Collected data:
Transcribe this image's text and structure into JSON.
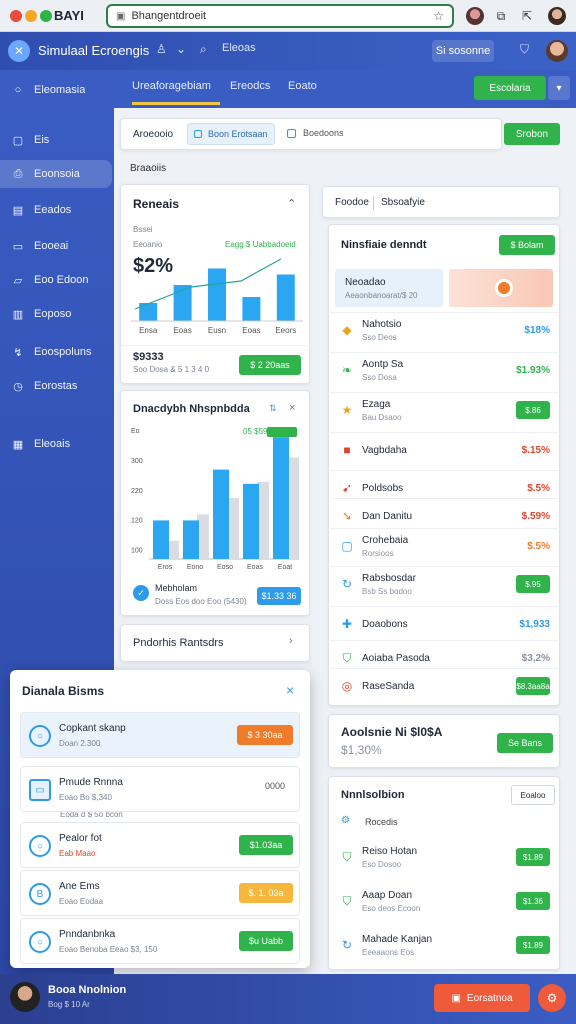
{
  "browser": {
    "brand": "BAYI",
    "url": "Bhangentdroeit",
    "star_icon": "star-icon"
  },
  "header": {
    "app_name": "Simulaal Ecroengis",
    "button_label": "Si sosonne"
  },
  "sidebar": {
    "section": "Eleomasia",
    "items": [
      {
        "label": "Eis",
        "icon": "briefcase-icon"
      },
      {
        "label": "Eoonsoia",
        "icon": "document-icon"
      },
      {
        "label": "Eeados",
        "icon": "calendar-icon"
      },
      {
        "label": "Eooeai",
        "icon": "inbox-icon"
      },
      {
        "label": "Eoo Edoon",
        "icon": "chat-icon"
      },
      {
        "label": "Eoposo",
        "icon": "clipboard-icon"
      },
      {
        "label": "Eoospoluns",
        "icon": "analytics-icon"
      },
      {
        "label": "Eorostas",
        "icon": "clock-icon"
      },
      {
        "label": "Eleoais",
        "icon": "grid-icon"
      }
    ]
  },
  "topbar": {
    "tabs": [
      "Ureaforagebiam",
      "Ereodcs",
      "Eoato"
    ],
    "new_button": "Escolaria"
  },
  "filter": {
    "chip_label": "Aroeooio",
    "chip2_label": "Boon Erotsaan",
    "chip3_label": "Boedoons",
    "button": "Srobon",
    "section_label": "Braaoiis"
  },
  "tabs_right": [
    "Foodoe",
    "Sbsoafyie"
  ],
  "revenue_card": {
    "title": "Reneais",
    "label1": "Bssei",
    "label2": "Eeoanio",
    "big_value": "$2%",
    "trend_label": "Eagg $ Uabbadoeid",
    "categories": [
      "Ensa",
      "Eoas",
      "Eusn",
      "Eoas",
      "Eeors"
    ],
    "values": [
      12,
      24,
      35,
      16,
      31
    ],
    "footer_value": "$9333",
    "footer_sub": "Soo Dosa & 5 1 3 4 0",
    "footer_button": "$ 2 20aas"
  },
  "chart_card": {
    "title": "Dnacdybh Nhspnbdda",
    "legend_badge": "05 $59",
    "y_ticks": [
      "Eo",
      "300",
      "220",
      "120",
      "100"
    ],
    "categories": [
      "Eros",
      "Eono",
      "Eoso",
      "Eoas",
      "Eoat"
    ],
    "footer_title": "Mebholam",
    "footer_sub": "Doss Eos doo Eoo (5430)",
    "footer_button": "$1.33 36"
  },
  "chart_data": {
    "type": "bar",
    "categories": [
      "Eros",
      "Eono",
      "Eoso",
      "Eoas",
      "Eoat"
    ],
    "series": [
      {
        "values": [
          95,
          95,
          220,
          185,
          300
        ]
      },
      {
        "values": [
          45,
          110,
          150,
          190,
          250
        ]
      }
    ],
    "y_ticks": [
      "Eo",
      "300",
      "220",
      "120",
      "100"
    ],
    "ylim": [
      0,
      320
    ]
  },
  "recent_card": {
    "title": "Pndorhis Rantsdrs"
  },
  "right_card": {
    "title": "Ninsfiaie denndt",
    "button": "$ Bolam",
    "banner_title": "Neoadao",
    "banner_sub": "Aeaonbanoarat/$ 20",
    "rows": [
      {
        "icon": "tag-icon",
        "icon_color": "#f0a020",
        "name": "Nahotsio",
        "sub": "Sso Deos",
        "value": "$18%",
        "value_color": "#2e9be8",
        "button": false
      },
      {
        "icon": "leaf-icon",
        "icon_color": "#2fb34a",
        "name": "Aontp Sa",
        "sub": "Sso Dosa",
        "value": "$1.93%",
        "value_color": "#2fb34a",
        "button": false
      },
      {
        "icon": "star-icon",
        "icon_color": "#f0a020",
        "name": "Ezaga",
        "sub": "Bau Dsaoo",
        "value": "$.86",
        "value_color": "#ffffff",
        "button": true
      },
      {
        "icon": "alert-icon",
        "icon_color": "#e0452c",
        "name": "Vagbdaha",
        "sub": "",
        "value": "$.15%",
        "value_color": "#e0452c",
        "button": false
      },
      {
        "icon": "pin-icon",
        "icon_color": "#e0452c",
        "name": "Poldsobs",
        "sub": "",
        "value": "$.5%",
        "value_color": "#e0452c",
        "button": false
      },
      {
        "icon": "lightning-icon",
        "icon_color": "#f07b2a",
        "name": "Dan Danitu",
        "sub": "",
        "value": "$.59%",
        "value_color": "#e0452c",
        "button": false
      },
      {
        "icon": "doc-icon",
        "icon_color": "#2e9be8",
        "name": "Crohebaia",
        "sub": "Rorsioos",
        "value": "$.5%",
        "value_color": "#f07b2a",
        "button": false
      },
      {
        "icon": "refresh-icon",
        "icon_color": "#2e9be8",
        "name": "Rabsbosdar",
        "sub": "Bsb Ss bodoo",
        "value": "$.95",
        "value_color": "#ffffff",
        "button": true
      },
      {
        "icon": "puzzle-icon",
        "icon_color": "#2e9be8",
        "name": "Doaobons",
        "sub": "",
        "value": "$1,933",
        "value_color": "#2e9be8",
        "button": false
      },
      {
        "icon": "shield-icon",
        "icon_color": "#2fb34a",
        "name": "Aoiaba Pasoda",
        "sub": "",
        "value": "$3,2%",
        "value_color": "#8a93a1",
        "button": false
      },
      {
        "icon": "target-icon",
        "icon_color": "#e0452c",
        "name": "RaseSanda",
        "sub": "",
        "value": "$8.3aa8a",
        "value_color": "#ffffff",
        "button": true
      }
    ]
  },
  "goal_card": {
    "title": "Aoolsnie Ni $l0$A",
    "value": "$1,30%",
    "button": "Se Bans"
  },
  "notif_card": {
    "title": "Nnnlsolbion",
    "dropdown": "Eoaloo",
    "filter_label": "Rocedis",
    "items": [
      {
        "name": "Reiso Hotan",
        "sub": "Eso Dosoo",
        "button": "$1.89"
      },
      {
        "name": "Aaap Doan",
        "sub": "Eso deos Ecoon",
        "button": "$1.36"
      },
      {
        "name": "Mahade Kanjan",
        "sub": "Eeeaaons Eos",
        "button": "$1.89"
      }
    ]
  },
  "popup": {
    "title": "Dianala Bisms",
    "items": [
      {
        "name": "Copkant skanp",
        "sub": "Doan 2.300",
        "button": "$ 3 30aa",
        "btn_kind": "orange"
      },
      {
        "name": "Pmude Rnnna",
        "sub": "Eoao Bo $,340",
        "button": "0000",
        "btn_kind": "text"
      },
      {
        "name": "Pealor fot",
        "sub": "Eab Maao",
        "button": "$1.03aa",
        "btn_kind": "green"
      },
      {
        "name": "Ane Ems",
        "sub": "Eoao Eodaa",
        "button": "$. 1. 03a",
        "btn_kind": "yellow"
      },
      {
        "name": "Pnndanbnka",
        "sub": "Eoao Benoba Eeao $3, 150",
        "button": "$u Uabb",
        "btn_kind": "green"
      }
    ],
    "note": "Eoda d $ 5o bcon"
  },
  "footer": {
    "user_name": "Booa Nnolnion",
    "user_sub": "Bog $ 10 Ar",
    "button": "Eorsatnoa"
  }
}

__Problem__: Leave out the pictures and print every line of the data exactly.

__Full output__:
Transcribe this image's text and structure into JSON.
{
  "browser": {
    "brand": "BAYI",
    "url": "Bhangentdroeit",
    "star_icon": "star-icon"
  },
  "header": {
    "app_name": "Simulaal Ecroengis",
    "button_label": "Si sosonne"
  },
  "sidebar": {
    "section": "Eleomasia",
    "items": [
      {
        "label": "Eis",
        "icon": "briefcase-icon"
      },
      {
        "label": "Eoonsoia",
        "icon": "document-icon"
      },
      {
        "label": "Eeados",
        "icon": "calendar-icon"
      },
      {
        "label": "Eooeai",
        "icon": "inbox-icon"
      },
      {
        "label": "Eoo Edoon",
        "icon": "chat-icon"
      },
      {
        "label": "Eoposo",
        "icon": "clipboard-icon"
      },
      {
        "label": "Eoospoluns",
        "icon": "analytics-icon"
      },
      {
        "label": "Eorostas",
        "icon": "clock-icon"
      },
      {
        "label": "Eleoais",
        "icon": "grid-icon"
      }
    ]
  },
  "topbar": {
    "tabs": [
      "Ureaforagebiam",
      "Ereodcs",
      "Eoato"
    ],
    "new_button": "Escolaria"
  },
  "filter": {
    "chip_label": "Aroeooio",
    "chip2_label": "Boon Erotsaan",
    "chip3_label": "Boedoons",
    "button": "Srobon",
    "section_label": "Braaoiis"
  },
  "tabs_right": [
    "Foodoe",
    "Sbsoafyie"
  ],
  "revenue_card": {
    "title": "Reneais",
    "label1": "Bssei",
    "label2": "Eeoanio",
    "big_value": "$2%",
    "trend_label": "Eagg $ Uabbadoeid",
    "categories": [
      "Ensa",
      "Eoas",
      "Eusn",
      "Eoas",
      "Eeors"
    ],
    "values": [
      12,
      24,
      35,
      16,
      31
    ],
    "footer_value": "$9333",
    "footer_sub": "Soo Dosa & 5 1 3 4 0",
    "footer_button": "$ 2 20aas"
  },
  "chart_card": {
    "title": "Dnacdybh Nhspnbdda",
    "legend_badge": "05 $59",
    "y_ticks": [
      "Eo",
      "300",
      "220",
      "120",
      "100"
    ],
    "categories": [
      "Eros",
      "Eono",
      "Eoso",
      "Eoas",
      "Eoat"
    ],
    "footer_title": "Mebholam",
    "footer_sub": "Doss Eos doo Eoo (5430)",
    "footer_button": "$1.33 36"
  },
  "chart_data": {
    "type": "bar",
    "categories": [
      "Eros",
      "Eono",
      "Eoso",
      "Eoas",
      "Eoat"
    ],
    "series": [
      {
        "values": [
          95,
          95,
          220,
          185,
          300
        ]
      },
      {
        "values": [
          45,
          110,
          150,
          190,
          250
        ]
      }
    ],
    "y_ticks": [
      "Eo",
      "300",
      "220",
      "120",
      "100"
    ],
    "ylim": [
      0,
      320
    ]
  },
  "recent_card": {
    "title": "Pndorhis Rantsdrs"
  },
  "right_card": {
    "title": "Ninsfiaie denndt",
    "button": "$ Bolam",
    "banner_title": "Neoadao",
    "banner_sub": "Aeaonbanoarat/$ 20",
    "rows": [
      {
        "icon": "tag-icon",
        "icon_color": "#f0a020",
        "name": "Nahotsio",
        "sub": "Sso Deos",
        "value": "$18%",
        "value_color": "#2e9be8",
        "button": false
      },
      {
        "icon": "leaf-icon",
        "icon_color": "#2fb34a",
        "name": "Aontp Sa",
        "sub": "Sso Dosa",
        "value": "$1.93%",
        "value_color": "#2fb34a",
        "button": false
      },
      {
        "icon": "star-icon",
        "icon_color": "#f0a020",
        "name": "Ezaga",
        "sub": "Bau Dsaoo",
        "value": "$.86",
        "value_color": "#ffffff",
        "button": true
      },
      {
        "icon": "alert-icon",
        "icon_color": "#e0452c",
        "name": "Vagbdaha",
        "sub": "",
        "value": "$.15%",
        "value_color": "#e0452c",
        "button": false
      },
      {
        "icon": "pin-icon",
        "icon_color": "#e0452c",
        "name": "Poldsobs",
        "sub": "",
        "value": "$.5%",
        "value_color": "#e0452c",
        "button": false
      },
      {
        "icon": "lightning-icon",
        "icon_color": "#f07b2a",
        "name": "Dan Danitu",
        "sub": "",
        "value": "$.59%",
        "value_color": "#e0452c",
        "button": false
      },
      {
        "icon": "doc-icon",
        "icon_color": "#2e9be8",
        "name": "Crohebaia",
        "sub": "Rorsioos",
        "value": "$.5%",
        "value_color": "#f07b2a",
        "button": false
      },
      {
        "icon": "refresh-icon",
        "icon_color": "#2e9be8",
        "name": "Rabsbosdar",
        "sub": "Bsb Ss bodoo",
        "value": "$.95",
        "value_color": "#ffffff",
        "button": true
      },
      {
        "icon": "puzzle-icon",
        "icon_color": "#2e9be8",
        "name": "Doaobons",
        "sub": "",
        "value": "$1,933",
        "value_color": "#2e9be8",
        "button": false
      },
      {
        "icon": "shield-icon",
        "icon_color": "#2fb34a",
        "name": "Aoiaba Pasoda",
        "sub": "",
        "value": "$3,2%",
        "value_color": "#8a93a1",
        "button": false
      },
      {
        "icon": "target-icon",
        "icon_color": "#e0452c",
        "name": "RaseSanda",
        "sub": "",
        "value": "$8.3aa8a",
        "value_color": "#ffffff",
        "button": true
      }
    ]
  },
  "goal_card": {
    "title": "Aoolsnie Ni $l0$A",
    "value": "$1,30%",
    "button": "Se Bans"
  },
  "notif_card": {
    "title": "Nnnlsolbion",
    "dropdown": "Eoaloo",
    "filter_label": "Rocedis",
    "items": [
      {
        "name": "Reiso Hotan",
        "sub": "Eso Dosoo",
        "button": "$1.89"
      },
      {
        "name": "Aaap Doan",
        "sub": "Eso deos Ecoon",
        "button": "$1.36"
      },
      {
        "name": "Mahade Kanjan",
        "sub": "Eeeaaons Eos",
        "button": "$1.89"
      }
    ]
  },
  "popup": {
    "title": "Dianala Bisms",
    "items": [
      {
        "name": "Copkant skanp",
        "sub": "Doan 2.300",
        "button": "$ 3 30aa",
        "btn_kind": "orange"
      },
      {
        "name": "Pmude Rnnna",
        "sub": "Eoao Bo $,340",
        "button": "0000",
        "btn_kind": "text"
      },
      {
        "name": "Pealor fot",
        "sub": "Eab Maao",
        "button": "$1.03aa",
        "btn_kind": "green"
      },
      {
        "name": "Ane Ems",
        "sub": "Eoao Eodaa",
        "button": "$. 1. 03a",
        "btn_kind": "yellow"
      },
      {
        "name": "Pnndanbnka",
        "sub": "Eoao Benoba Eeao $3, 150",
        "button": "$u Uabb",
        "btn_kind": "green"
      }
    ],
    "note": "Eoda d $ 5o bcon"
  },
  "footer": {
    "user_name": "Booa Nnolnion",
    "user_sub": "Bog $ 10 Ar",
    "button": "Eorsatnoa"
  }
}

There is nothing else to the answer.